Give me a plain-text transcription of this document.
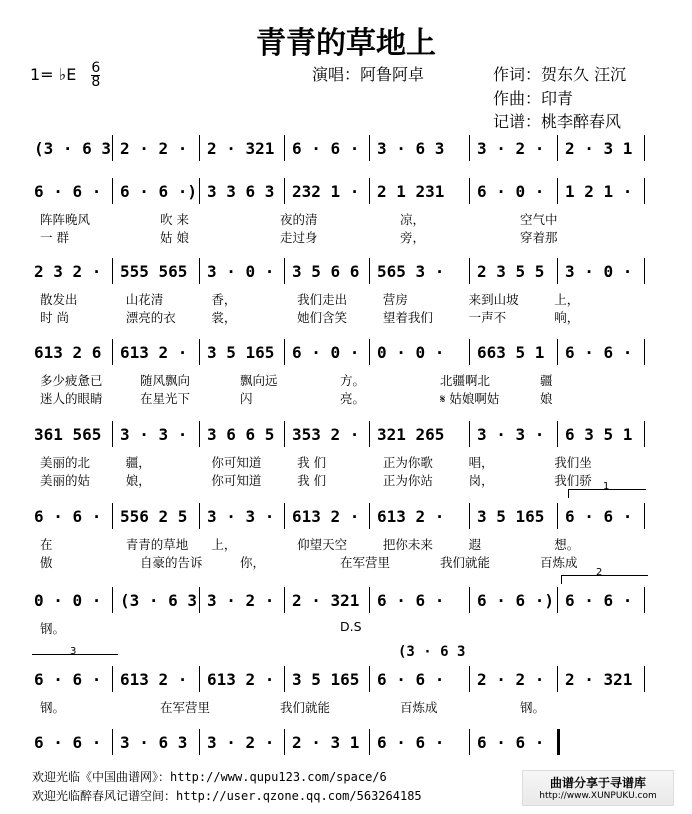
青青的草地上
1= ♭E $\frac{6}{8}$	演唱：阿鲁阿卓	作词：贺东久 汪沉
作曲：印青
记谱：桃李醉春风
(3 · 6 3 2 · 2 · 2 · 321 6 · 6 · 3 · 6 3 3 · 2 · 2 · 3 1
6 · 6 · 6 · 6 ·) 3 3 6 3 232 1 · 2 1 231 6 · 0 · 1 2 1 ·
阵阵晚风	吹 来	夜的清	凉，	空气中
一 群	姑 娘	走过身	旁，	穿着那
2 3 2 · 555 565 3 · 0 · 3 5 6 6 565 3 · 2 3 5 5 3 · 0 ·
散发出	山花清	香，	我们走出	营房	来到山坡	上，
时 尚	漂亮的衣	裳，	她们含笑	望着我们	一声不	响，
613 2 6 613 2 · 3 5 165 6 · 0 · 0 · 0 · 663 5 1 6 · 6 ·
多少疲惫已	随风飘向	飘向远	方。	北疆啊北	疆
迷人的眼睛	在星光下	闪	亮。	𝄋 姑娘啊姑	娘
361 565 3 · 3 · 3 6 6 5 353 2 · 321 265 3 · 3 · 6 3 5 1
美丽的北	疆，	你可知道	我 们	正为你歌	唱，	我们坐
美丽的姑	娘，	你可知道	我 们	正为你站	岗，	我们骄
6 · 6 · 556 2 5 3 · 3 · 613 2 · 613 2 · 3 5 165 6 · 6 ·
在	青青的草地 上，	仰望天空	把你未来	遐	想。
傲	自豪的告诉	你，	在军营里	我们就能	百炼成
0 · 0 · (3 · 6 3 3 · 2 · 2 · 321 6 · 6 · 6 · 6 ·) 6 · 6 ·
钢。	D.S
6 · 6 · 613 2 · 613 2 · 3 5 165 6 · 6 · 2 · 2 · 2 · 321
钢。	在军营里	我们就能	百炼成	钢。
6 · 6 · 3 · 6 3 3 · 2 · 2 · 3 1 6 · 6 · 6 · 6 ·
1
2
3	(3 · 6 3
欢迎光临《中国曲谱网》：http://www.qupu123.com/space/6
欢迎光临醉春风记谱空间：http://user.qzone.qq.com/563264185
曲谱分享于寻谱库
http://www.XUNPUKU.com
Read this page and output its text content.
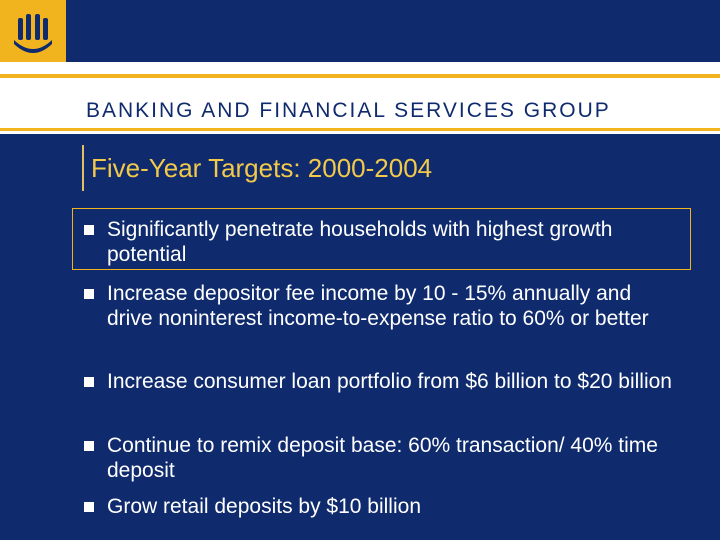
BANKING AND FINANCIAL SERVICES GROUP
Five-Year Targets: 2000-2004
Significantly penetrate households with highest growth potential
Increase depositor fee income by 10 - 15% annually and drive noninterest income-to-expense ratio to 60% or better
Increase consumer loan portfolio from $6 billion to $20 billion
Continue to remix deposit base: 60% transaction/ 40% time deposit
Grow retail deposits by $10 billion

----------

# Directions for this task:
Begin with the line containing "Read this page and output its text content." and end with the final line of the data, printing those lines exactly and only; pictures are left out.

# The solution:
Read this page and output its text content.
BANKING AND FINANCIAL SERVICES GROUP
Five-Year Targets: 2000-2004
Significantly penetrate households with highest growth potential
Increase depositor fee income by 10 - 15% annually and drive noninterest income-to-expense ratio to 60% or better
Increase consumer loan portfolio from $6 billion to $20 billion
Continue to remix deposit base: 60% transaction/ 40% time deposit
Grow retail deposits by $10 billion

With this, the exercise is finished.